Pick out every line that holds the string "name" and copy it.

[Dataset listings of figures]
········

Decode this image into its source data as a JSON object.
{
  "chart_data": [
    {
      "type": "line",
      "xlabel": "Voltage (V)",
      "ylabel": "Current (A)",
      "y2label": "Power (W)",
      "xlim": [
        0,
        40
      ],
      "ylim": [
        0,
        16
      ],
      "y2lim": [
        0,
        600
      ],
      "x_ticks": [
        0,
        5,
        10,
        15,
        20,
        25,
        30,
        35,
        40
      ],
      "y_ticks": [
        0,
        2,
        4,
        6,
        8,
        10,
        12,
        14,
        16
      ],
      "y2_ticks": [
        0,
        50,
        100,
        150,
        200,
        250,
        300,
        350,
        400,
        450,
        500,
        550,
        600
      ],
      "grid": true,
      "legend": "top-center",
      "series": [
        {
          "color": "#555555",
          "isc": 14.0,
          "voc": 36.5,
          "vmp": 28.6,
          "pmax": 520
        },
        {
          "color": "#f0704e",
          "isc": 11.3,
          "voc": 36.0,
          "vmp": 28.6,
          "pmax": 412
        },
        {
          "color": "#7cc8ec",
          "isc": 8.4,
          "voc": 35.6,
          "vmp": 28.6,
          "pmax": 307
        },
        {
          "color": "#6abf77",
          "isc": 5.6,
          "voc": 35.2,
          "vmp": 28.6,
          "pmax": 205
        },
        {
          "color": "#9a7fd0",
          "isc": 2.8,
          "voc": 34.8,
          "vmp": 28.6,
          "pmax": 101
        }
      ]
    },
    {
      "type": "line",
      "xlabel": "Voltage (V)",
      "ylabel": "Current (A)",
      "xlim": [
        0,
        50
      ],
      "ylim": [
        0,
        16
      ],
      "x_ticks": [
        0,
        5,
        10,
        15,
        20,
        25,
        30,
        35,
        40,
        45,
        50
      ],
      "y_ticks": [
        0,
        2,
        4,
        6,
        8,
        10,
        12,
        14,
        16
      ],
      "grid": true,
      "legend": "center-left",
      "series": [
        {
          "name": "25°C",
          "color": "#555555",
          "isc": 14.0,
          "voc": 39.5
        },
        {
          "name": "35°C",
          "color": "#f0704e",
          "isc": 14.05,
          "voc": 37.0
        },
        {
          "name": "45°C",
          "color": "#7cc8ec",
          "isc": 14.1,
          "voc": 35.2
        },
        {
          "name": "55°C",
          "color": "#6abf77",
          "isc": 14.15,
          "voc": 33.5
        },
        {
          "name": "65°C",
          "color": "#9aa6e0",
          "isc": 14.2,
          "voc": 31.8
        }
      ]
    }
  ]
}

········

• [COMPLETE RESPONSE]:
          "name": "25°C",
          "name": "35°C",
          "name": "45°C",
          "name": "55°C",
          "name": "65°C",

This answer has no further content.